• [RECORD SET]:
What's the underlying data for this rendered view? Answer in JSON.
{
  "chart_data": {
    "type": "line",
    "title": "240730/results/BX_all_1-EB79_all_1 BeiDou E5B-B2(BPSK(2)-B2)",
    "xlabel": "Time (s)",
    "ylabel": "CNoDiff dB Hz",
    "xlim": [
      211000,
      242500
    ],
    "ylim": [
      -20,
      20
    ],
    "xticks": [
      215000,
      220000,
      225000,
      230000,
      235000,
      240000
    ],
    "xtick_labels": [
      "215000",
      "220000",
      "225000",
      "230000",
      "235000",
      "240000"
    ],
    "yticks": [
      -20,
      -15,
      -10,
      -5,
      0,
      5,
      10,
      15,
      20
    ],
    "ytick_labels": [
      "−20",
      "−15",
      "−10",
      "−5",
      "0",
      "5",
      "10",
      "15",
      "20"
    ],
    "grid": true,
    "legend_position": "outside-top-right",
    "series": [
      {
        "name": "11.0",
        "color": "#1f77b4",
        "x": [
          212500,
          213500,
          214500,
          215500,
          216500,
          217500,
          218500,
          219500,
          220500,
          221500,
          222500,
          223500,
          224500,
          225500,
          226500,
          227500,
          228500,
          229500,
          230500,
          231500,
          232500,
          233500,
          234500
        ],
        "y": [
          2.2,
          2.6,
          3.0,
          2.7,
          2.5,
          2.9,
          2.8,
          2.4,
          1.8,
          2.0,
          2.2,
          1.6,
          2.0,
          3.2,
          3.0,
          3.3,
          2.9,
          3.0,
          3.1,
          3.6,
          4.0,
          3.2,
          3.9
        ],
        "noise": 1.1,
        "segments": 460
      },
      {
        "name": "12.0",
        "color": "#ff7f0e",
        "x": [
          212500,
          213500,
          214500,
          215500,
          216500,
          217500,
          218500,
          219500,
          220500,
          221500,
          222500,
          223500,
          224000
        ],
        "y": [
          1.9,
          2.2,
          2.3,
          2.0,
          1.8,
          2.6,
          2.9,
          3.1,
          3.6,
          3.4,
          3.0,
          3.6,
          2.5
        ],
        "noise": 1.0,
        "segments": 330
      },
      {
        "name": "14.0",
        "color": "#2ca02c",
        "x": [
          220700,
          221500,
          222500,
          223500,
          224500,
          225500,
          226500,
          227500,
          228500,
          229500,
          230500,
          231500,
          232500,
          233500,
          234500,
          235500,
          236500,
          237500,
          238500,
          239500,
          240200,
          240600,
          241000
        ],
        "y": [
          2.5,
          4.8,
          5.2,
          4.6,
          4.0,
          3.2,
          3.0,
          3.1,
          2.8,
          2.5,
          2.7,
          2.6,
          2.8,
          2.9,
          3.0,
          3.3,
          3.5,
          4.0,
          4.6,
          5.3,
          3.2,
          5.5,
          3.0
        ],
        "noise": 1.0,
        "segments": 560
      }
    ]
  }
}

• [AIM OF THE TASK]: Search the records above for "segments". Copy each line where it is found.

• [TASK SOLUTION]:
        "segments": 460
        "segments": 330
        "segments": 560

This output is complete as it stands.